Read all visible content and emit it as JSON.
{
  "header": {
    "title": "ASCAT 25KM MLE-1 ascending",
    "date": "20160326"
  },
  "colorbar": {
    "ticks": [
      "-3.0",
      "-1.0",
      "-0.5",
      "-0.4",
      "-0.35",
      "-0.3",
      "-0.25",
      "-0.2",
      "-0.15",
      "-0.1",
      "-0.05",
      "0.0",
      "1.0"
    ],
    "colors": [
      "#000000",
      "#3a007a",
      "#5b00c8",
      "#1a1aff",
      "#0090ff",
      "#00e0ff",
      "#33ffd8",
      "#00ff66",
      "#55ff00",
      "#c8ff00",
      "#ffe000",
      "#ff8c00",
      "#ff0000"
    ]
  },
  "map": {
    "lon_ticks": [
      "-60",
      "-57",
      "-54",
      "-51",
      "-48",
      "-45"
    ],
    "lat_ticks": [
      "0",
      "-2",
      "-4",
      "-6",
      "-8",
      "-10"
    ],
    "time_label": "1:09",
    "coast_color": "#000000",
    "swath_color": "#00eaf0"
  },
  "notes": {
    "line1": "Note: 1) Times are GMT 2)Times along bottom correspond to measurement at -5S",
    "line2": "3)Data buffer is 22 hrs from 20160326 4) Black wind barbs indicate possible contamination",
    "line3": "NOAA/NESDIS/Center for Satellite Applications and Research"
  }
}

What is being asked:
Print the records above exactly as they appear.

Solution to this task:
Read all visible content and emit it as JSON.
{
  "header": {
    "title": "ASCAT 25KM MLE-1 ascending",
    "date": "20160326"
  },
  "colorbar": {
    "ticks": [
      "-3.0",
      "-1.0",
      "-0.5",
      "-0.4",
      "-0.35",
      "-0.3",
      "-0.25",
      "-0.2",
      "-0.15",
      "-0.1",
      "-0.05",
      "0.0",
      "1.0"
    ],
    "colors": [
      "#000000",
      "#3a007a",
      "#5b00c8",
      "#1a1aff",
      "#0090ff",
      "#00e0ff",
      "#33ffd8",
      "#00ff66",
      "#55ff00",
      "#c8ff00",
      "#ffe000",
      "#ff8c00",
      "#ff0000"
    ]
  },
  "map": {
    "lon_ticks": [
      "-60",
      "-57",
      "-54",
      "-51",
      "-48",
      "-45"
    ],
    "lat_ticks": [
      "0",
      "-2",
      "-4",
      "-6",
      "-8",
      "-10"
    ],
    "time_label": "1:09",
    "coast_color": "#000000",
    "swath_color": "#00eaf0"
  },
  "notes": {
    "line1": "Note: 1) Times are GMT 2)Times along bottom correspond to measurement at -5S",
    "line2": "3)Data buffer is 22 hrs from 20160326 4) Black wind barbs indicate possible contamination",
    "line3": "NOAA/NESDIS/Center for Satellite Applications and Research"
  }
}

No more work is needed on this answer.